[Data items]

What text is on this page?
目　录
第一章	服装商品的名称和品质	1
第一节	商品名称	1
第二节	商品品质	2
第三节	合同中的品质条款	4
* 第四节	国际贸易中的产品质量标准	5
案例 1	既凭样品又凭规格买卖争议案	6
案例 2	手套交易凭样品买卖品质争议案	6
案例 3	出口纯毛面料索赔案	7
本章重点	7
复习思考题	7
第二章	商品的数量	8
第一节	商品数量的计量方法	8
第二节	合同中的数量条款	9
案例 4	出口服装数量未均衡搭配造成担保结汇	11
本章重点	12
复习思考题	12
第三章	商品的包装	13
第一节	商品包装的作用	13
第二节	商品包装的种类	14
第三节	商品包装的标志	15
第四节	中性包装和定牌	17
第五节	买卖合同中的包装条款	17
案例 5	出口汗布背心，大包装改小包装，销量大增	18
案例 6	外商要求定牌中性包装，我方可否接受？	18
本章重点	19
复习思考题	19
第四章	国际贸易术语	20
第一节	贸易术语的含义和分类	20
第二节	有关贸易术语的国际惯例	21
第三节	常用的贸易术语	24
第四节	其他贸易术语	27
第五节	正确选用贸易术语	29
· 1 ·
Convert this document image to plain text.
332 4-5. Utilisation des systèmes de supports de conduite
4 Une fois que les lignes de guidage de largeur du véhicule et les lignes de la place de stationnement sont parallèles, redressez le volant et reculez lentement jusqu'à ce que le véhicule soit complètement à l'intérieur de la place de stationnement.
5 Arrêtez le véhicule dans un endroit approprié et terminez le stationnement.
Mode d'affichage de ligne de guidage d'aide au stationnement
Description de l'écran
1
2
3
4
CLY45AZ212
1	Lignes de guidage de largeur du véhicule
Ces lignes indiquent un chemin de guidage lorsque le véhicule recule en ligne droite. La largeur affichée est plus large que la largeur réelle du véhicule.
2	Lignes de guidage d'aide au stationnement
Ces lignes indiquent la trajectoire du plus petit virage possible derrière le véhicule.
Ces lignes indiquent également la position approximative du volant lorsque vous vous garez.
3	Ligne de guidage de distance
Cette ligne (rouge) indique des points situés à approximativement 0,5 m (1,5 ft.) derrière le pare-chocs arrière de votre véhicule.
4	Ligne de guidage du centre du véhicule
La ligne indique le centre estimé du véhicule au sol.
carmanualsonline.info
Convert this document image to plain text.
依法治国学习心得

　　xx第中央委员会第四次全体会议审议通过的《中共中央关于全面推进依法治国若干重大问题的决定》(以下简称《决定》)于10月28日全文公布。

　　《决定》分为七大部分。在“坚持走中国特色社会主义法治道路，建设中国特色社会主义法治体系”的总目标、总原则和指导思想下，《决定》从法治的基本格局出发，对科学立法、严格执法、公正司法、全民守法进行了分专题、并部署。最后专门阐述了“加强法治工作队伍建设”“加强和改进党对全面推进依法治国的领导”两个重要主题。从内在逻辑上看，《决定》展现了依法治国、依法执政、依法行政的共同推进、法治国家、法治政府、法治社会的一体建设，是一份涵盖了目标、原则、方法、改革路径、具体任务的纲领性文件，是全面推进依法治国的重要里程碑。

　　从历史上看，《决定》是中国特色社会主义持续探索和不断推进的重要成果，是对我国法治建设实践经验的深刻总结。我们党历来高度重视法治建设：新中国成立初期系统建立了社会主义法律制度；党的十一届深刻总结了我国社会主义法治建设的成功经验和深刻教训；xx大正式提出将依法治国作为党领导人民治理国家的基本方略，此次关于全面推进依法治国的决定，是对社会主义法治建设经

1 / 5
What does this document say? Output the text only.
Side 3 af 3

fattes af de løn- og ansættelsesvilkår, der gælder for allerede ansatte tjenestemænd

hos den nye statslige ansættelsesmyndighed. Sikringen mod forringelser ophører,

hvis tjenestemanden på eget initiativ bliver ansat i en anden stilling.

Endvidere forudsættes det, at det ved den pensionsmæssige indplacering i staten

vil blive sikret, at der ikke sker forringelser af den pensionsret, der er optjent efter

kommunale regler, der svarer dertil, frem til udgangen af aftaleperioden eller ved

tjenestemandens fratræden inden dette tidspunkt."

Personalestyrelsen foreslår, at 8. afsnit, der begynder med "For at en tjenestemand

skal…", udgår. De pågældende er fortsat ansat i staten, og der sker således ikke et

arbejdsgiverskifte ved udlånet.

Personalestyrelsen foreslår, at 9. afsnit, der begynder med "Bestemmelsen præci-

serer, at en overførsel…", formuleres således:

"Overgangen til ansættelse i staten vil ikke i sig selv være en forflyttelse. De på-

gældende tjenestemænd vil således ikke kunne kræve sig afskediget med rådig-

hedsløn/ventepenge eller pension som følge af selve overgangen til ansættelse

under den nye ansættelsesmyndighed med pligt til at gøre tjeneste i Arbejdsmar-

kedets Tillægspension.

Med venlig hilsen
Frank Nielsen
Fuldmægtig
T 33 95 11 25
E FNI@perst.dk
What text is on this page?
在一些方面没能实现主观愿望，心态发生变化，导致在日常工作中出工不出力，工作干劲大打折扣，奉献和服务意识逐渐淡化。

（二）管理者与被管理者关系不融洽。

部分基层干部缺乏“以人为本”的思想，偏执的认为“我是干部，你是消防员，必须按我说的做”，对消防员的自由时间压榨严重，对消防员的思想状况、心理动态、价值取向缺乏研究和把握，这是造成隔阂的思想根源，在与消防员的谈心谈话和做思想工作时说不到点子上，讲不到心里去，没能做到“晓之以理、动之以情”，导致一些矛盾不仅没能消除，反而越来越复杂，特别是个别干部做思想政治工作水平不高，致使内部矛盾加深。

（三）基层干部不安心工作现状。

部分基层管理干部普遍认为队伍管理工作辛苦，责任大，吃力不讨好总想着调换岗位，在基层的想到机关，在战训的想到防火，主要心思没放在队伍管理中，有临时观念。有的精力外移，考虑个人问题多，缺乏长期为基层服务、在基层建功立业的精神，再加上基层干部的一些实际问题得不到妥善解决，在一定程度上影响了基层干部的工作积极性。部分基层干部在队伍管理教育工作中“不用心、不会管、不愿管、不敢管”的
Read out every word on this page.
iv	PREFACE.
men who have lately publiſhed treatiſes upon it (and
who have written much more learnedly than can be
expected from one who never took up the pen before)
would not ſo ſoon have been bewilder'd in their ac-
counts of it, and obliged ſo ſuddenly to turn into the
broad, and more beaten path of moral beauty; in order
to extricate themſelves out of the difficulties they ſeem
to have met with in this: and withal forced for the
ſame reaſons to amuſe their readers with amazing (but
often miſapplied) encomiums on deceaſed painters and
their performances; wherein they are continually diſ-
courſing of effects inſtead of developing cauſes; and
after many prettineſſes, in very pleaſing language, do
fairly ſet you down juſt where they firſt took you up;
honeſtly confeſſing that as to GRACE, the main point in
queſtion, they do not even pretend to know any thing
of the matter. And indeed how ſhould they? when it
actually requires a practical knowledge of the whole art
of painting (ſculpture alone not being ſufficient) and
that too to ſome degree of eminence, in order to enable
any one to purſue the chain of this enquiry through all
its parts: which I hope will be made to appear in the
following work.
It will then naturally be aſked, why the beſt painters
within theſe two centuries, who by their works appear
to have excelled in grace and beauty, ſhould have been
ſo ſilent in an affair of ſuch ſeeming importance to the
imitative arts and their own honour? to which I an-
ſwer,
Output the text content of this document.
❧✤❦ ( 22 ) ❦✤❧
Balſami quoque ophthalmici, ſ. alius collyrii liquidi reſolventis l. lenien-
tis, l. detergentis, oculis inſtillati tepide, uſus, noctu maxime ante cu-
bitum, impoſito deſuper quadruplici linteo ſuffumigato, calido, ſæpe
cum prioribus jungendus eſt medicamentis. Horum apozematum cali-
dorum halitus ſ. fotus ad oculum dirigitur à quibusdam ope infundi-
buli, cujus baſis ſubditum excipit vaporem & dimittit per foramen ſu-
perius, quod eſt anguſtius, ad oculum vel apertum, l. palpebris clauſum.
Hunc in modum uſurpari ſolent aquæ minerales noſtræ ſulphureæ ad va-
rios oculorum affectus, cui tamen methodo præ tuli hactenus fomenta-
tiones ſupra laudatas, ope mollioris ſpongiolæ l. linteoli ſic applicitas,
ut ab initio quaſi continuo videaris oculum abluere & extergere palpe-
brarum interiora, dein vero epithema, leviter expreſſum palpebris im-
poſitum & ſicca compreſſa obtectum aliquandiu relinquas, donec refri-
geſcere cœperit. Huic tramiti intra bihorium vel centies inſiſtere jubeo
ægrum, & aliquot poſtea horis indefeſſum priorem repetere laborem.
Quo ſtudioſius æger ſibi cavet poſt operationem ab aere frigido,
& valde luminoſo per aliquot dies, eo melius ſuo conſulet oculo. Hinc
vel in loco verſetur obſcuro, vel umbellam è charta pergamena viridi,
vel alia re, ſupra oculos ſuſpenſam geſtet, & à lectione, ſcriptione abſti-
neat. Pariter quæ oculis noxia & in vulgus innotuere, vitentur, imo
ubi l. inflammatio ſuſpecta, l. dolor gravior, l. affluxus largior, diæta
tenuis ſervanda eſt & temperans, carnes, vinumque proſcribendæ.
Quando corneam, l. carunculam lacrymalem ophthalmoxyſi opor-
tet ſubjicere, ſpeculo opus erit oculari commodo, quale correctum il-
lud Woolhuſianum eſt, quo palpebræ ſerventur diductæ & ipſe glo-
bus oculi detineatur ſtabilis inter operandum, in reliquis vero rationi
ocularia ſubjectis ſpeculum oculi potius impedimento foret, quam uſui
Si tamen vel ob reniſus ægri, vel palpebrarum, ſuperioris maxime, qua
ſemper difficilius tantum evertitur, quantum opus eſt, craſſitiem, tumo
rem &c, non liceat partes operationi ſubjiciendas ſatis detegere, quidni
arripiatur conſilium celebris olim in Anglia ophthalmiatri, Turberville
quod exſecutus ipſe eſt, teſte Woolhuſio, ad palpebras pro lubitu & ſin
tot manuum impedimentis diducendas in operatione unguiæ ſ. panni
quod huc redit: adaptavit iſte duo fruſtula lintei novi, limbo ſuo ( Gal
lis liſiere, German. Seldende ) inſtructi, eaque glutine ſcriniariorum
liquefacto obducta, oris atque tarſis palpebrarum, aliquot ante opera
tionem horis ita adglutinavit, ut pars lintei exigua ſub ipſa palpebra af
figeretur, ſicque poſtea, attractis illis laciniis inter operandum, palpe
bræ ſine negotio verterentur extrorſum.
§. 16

• What is needed:
Look for "Output" and pull out every line that has it.

• Reply to the task:
What does this document say? Output the text only.
Output the text content of this document.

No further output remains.